**Required task:**
Select from the data all lines with the word "this".
BEGIN Data provided
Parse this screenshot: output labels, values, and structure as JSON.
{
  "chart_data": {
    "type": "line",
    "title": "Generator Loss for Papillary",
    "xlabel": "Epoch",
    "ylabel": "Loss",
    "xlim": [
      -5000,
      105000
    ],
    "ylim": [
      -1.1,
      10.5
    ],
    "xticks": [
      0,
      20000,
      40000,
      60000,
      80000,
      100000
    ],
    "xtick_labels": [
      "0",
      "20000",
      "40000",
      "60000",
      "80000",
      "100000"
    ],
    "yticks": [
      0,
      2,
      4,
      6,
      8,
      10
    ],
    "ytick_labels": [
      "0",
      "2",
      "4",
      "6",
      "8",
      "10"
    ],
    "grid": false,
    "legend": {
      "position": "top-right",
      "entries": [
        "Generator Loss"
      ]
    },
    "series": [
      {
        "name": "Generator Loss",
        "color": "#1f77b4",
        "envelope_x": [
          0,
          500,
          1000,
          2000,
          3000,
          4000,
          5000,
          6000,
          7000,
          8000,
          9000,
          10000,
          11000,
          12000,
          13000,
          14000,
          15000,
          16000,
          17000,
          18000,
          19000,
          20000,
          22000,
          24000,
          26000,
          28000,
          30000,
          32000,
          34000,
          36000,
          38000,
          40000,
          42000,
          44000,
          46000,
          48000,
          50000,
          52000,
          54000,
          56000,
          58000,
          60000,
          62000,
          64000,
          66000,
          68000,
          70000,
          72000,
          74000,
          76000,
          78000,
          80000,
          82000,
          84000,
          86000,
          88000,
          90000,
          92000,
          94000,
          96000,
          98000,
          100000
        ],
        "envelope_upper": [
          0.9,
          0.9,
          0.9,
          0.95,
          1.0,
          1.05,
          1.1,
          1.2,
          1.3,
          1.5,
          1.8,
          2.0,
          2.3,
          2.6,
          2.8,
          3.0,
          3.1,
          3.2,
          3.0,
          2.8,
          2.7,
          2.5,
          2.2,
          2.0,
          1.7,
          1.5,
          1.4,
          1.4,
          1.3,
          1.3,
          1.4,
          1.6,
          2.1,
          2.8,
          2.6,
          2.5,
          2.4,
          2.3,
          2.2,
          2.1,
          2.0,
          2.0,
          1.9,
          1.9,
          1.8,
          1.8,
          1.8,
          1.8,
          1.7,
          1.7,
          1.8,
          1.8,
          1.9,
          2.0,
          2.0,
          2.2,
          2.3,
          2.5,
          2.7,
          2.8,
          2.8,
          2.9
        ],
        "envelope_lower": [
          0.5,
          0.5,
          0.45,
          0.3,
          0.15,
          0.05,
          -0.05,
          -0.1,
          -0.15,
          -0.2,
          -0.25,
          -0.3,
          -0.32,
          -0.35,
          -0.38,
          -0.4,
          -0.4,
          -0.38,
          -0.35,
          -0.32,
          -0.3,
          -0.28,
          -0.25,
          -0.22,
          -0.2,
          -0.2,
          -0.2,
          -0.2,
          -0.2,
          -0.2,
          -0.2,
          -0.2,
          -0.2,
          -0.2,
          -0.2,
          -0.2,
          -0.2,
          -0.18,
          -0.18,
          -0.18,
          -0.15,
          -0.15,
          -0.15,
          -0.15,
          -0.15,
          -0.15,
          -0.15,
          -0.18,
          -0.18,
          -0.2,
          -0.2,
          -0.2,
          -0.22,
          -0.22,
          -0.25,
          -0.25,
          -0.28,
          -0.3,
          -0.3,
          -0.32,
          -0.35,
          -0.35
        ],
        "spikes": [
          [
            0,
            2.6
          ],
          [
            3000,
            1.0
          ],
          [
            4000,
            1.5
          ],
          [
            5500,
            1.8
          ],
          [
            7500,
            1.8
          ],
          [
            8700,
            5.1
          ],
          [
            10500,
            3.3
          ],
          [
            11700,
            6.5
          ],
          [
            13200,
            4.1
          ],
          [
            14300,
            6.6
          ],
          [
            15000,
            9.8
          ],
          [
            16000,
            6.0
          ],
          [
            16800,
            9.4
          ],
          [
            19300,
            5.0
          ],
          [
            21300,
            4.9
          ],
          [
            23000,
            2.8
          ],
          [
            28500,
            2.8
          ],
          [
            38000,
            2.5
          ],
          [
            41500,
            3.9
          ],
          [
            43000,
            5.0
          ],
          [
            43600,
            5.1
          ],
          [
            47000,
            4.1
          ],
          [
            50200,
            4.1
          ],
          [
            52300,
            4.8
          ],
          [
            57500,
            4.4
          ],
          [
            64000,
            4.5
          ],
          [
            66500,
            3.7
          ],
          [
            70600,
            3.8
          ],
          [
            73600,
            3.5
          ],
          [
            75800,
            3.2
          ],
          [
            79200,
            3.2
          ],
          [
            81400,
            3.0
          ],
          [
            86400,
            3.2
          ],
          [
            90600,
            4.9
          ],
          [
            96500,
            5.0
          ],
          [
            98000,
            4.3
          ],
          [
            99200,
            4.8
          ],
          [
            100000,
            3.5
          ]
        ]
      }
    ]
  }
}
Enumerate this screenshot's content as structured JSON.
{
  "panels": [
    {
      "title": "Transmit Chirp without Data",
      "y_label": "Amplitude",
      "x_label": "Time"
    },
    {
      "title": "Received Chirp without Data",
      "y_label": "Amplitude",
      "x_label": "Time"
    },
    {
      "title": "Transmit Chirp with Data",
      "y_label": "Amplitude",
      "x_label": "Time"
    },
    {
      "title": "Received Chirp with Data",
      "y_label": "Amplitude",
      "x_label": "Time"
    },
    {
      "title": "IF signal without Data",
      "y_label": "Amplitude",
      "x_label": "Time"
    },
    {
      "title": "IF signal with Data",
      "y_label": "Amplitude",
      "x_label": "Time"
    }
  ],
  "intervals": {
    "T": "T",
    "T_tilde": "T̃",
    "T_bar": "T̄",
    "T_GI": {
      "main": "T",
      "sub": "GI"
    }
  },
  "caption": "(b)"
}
END Data provided
**Correct result:**
Parse this screenshot: output labels, values, and structure as JSON.
Enumerate this screenshot's content as structured JSON.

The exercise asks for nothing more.